Quote all of the data below exactly, please.

## Data to process
——

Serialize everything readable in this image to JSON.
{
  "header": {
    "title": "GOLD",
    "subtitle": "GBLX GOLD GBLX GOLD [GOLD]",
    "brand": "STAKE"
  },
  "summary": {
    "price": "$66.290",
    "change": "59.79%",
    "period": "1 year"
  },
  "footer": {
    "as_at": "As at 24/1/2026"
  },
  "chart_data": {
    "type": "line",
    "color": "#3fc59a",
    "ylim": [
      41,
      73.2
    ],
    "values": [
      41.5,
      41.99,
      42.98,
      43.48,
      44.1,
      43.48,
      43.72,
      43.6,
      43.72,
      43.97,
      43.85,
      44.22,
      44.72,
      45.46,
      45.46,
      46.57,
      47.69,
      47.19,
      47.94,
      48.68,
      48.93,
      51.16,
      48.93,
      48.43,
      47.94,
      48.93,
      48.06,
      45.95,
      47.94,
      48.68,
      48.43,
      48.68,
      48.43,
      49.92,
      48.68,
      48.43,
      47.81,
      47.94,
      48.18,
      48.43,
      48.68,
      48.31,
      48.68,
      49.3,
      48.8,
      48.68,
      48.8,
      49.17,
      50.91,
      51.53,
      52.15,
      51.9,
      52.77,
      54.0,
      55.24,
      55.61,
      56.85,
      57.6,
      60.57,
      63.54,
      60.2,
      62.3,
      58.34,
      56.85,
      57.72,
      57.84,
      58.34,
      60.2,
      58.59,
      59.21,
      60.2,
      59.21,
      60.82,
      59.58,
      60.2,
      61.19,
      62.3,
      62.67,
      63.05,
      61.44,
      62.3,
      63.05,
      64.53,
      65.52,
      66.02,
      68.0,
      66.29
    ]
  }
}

——

## Written answer
Serialize everything readable in this image to JSON.
{
  "header": {
    "title": "GOLD",
    "subtitle": "GBLX GOLD GBLX GOLD [GOLD]",
    "brand": "STAKE"
  },
  "summary": {
    "price": "$66.290",
    "change": "59.79%",
    "period": "1 year"
  },
  "footer": {
    "as_at": "As at 24/1/2026"
  },
  "chart_data": {
    "type": "line",
    "color": "#3fc59a",
    "ylim": [
      41,
      73.2
    ],
    "values": [
      41.5,
      41.99,
      42.98,
      43.48,
      44.1,
      43.48,
      43.72,
      43.6,
      43.72,
      43.97,
      43.85,
      44.22,
      44.72,
      45.46,
      45.46,
      46.57,
      47.69,
      47.19,
      47.94,
      48.68,
      48.93,
      51.16,
      48.93,
      48.43,
      47.94,
      48.93,
      48.06,
      45.95,
      47.94,
      48.68,
      48.43,
      48.68,
      48.43,
      49.92,
      48.68,
      48.43,
      47.81,
      47.94,
      48.18,
      48.43,
      48.68,
      48.31,
      48.68,
      49.3,
      48.8,
      48.68,
      48.8,
      49.17,
      50.91,
      51.53,
      52.15,
      51.9,
      52.77,
      54.0,
      55.24,
      55.61,
      56.85,
      57.6,
      60.57,
      63.54,
      60.2,
      62.3,
      58.34,
      56.85,
      57.72,
      57.84,
      58.34,
      60.2,
      58.59,
      59.21,
      60.2,
      59.21,
      60.82,
      59.58,
      60.2,
      61.19,
      62.3,
      62.67,
      63.05,
      61.44,
      62.3,
      63.05,
      64.53,
      65.52,
      66.02,
      68.0,
      66.29
    ]
  }
}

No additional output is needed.